_WHAT IS NEEDED:_
Wherever the string "IpCOHP" appears, copy the whole line.

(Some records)
"""

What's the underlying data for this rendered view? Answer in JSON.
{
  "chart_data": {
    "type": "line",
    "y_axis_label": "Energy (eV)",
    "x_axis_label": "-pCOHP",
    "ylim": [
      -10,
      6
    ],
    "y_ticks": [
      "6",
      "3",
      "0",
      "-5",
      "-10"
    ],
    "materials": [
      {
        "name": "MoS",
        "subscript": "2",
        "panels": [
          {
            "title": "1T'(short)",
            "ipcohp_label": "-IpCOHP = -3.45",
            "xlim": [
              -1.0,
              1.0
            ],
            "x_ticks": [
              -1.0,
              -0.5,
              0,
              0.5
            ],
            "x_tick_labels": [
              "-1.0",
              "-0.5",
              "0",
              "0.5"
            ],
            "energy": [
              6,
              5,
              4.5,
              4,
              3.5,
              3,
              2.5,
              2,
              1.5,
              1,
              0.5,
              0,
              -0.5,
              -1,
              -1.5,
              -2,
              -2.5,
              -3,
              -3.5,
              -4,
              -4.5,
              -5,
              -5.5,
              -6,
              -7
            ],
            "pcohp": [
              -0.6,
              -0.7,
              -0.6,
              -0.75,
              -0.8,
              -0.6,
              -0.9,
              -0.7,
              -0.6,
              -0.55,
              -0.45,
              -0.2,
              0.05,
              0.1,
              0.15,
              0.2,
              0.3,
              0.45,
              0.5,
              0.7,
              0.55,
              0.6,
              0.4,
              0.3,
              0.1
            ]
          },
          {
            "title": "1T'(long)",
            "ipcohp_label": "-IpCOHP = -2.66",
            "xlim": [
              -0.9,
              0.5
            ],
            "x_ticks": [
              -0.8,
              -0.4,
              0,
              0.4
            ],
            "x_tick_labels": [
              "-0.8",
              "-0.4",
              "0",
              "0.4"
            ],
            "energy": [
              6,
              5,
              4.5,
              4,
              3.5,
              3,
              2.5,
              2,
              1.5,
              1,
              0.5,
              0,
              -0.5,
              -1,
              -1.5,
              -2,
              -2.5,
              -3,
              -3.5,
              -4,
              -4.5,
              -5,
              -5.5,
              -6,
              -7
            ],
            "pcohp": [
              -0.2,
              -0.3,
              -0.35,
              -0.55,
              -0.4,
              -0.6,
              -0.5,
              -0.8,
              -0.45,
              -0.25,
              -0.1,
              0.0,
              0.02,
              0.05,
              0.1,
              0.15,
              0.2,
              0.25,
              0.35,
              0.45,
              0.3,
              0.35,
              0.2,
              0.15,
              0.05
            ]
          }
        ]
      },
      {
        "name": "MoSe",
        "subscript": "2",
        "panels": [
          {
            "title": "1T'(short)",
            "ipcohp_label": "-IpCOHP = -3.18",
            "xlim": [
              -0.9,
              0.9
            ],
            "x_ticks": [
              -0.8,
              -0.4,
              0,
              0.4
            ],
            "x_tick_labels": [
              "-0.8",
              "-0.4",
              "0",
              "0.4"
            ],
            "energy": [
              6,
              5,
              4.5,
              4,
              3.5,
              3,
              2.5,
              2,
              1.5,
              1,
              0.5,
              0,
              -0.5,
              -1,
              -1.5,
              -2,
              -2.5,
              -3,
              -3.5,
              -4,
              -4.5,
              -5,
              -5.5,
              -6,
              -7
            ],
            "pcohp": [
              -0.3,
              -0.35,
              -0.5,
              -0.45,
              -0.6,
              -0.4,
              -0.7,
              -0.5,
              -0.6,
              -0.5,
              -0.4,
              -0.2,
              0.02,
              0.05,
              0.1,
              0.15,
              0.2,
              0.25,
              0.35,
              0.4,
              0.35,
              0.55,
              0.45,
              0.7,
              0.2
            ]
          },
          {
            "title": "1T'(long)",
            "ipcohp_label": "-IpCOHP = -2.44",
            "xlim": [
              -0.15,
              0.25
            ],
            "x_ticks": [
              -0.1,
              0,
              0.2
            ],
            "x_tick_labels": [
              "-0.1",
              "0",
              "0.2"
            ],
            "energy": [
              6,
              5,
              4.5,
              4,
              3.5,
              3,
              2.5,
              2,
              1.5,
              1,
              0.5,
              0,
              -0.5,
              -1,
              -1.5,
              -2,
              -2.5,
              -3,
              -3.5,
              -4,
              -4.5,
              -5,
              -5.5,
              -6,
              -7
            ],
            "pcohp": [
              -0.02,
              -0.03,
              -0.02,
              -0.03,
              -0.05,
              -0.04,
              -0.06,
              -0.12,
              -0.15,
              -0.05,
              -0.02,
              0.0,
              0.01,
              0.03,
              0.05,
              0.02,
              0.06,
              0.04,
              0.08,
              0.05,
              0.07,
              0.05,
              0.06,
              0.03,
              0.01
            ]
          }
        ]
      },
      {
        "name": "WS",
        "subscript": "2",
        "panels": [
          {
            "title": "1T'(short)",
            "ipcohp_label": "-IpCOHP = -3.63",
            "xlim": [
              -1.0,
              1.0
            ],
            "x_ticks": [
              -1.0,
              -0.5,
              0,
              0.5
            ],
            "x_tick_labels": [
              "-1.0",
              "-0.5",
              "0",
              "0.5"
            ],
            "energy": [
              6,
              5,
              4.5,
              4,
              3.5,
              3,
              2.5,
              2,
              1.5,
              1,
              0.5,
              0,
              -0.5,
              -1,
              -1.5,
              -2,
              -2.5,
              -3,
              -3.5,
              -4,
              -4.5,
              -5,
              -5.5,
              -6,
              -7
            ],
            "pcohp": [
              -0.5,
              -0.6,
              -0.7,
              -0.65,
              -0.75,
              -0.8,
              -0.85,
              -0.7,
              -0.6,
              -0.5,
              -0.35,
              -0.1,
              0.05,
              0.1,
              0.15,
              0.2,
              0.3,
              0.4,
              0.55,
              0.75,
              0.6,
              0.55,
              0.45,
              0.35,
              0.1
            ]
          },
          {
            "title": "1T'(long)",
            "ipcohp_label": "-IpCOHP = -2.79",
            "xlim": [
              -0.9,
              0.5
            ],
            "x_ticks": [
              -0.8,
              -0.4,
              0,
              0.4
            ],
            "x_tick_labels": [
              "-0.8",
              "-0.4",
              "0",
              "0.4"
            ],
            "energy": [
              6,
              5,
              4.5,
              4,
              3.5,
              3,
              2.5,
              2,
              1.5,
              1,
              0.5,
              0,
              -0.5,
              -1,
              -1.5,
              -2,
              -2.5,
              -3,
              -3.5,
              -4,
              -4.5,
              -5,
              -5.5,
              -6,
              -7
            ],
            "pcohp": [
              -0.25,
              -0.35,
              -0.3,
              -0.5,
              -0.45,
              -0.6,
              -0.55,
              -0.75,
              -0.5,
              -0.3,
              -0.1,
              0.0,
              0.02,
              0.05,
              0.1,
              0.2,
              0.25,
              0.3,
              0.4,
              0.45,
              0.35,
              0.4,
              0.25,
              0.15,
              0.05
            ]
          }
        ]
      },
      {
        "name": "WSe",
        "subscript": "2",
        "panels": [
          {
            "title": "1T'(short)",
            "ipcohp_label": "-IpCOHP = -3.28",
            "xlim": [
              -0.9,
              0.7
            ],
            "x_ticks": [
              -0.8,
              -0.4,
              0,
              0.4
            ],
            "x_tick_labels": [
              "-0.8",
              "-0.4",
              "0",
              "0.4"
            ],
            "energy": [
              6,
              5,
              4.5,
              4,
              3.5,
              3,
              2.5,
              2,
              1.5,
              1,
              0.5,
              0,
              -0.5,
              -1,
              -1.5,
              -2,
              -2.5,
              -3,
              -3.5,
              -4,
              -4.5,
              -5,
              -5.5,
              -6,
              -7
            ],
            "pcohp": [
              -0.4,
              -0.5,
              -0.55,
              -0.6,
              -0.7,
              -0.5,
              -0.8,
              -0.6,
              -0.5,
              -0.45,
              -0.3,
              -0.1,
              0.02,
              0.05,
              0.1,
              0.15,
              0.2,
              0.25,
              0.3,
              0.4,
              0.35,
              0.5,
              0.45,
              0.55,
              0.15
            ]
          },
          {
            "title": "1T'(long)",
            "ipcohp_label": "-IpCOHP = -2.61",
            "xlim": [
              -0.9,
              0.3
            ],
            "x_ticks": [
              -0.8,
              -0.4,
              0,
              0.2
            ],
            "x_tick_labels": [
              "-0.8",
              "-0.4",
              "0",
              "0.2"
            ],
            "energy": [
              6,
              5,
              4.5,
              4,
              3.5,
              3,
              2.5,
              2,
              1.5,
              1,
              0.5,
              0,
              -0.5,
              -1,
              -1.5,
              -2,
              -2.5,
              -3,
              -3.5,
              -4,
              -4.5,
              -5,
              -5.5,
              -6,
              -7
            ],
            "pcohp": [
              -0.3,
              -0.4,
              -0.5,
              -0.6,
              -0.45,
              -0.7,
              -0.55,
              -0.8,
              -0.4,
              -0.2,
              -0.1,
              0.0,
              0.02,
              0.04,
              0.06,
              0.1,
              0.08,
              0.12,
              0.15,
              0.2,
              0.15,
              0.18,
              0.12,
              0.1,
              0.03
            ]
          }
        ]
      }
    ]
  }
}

"""

_ANSWER FOR THIS EXERCISE:_
            "ipcohp_label": "-IpCOHP = -3.45",
            "ipcohp_label": "-IpCOHP = -2.66",
            "ipcohp_label": "-IpCOHP = -3.18",
            "ipcohp_label": "-IpCOHP = -2.44",
            "ipcohp_label": "-IpCOHP = -3.63",
            "ipcohp_label": "-IpCOHP = -2.79",
            "ipcohp_label": "-IpCOHP = -3.28",
            "ipcohp_label": "-IpCOHP = -2.61",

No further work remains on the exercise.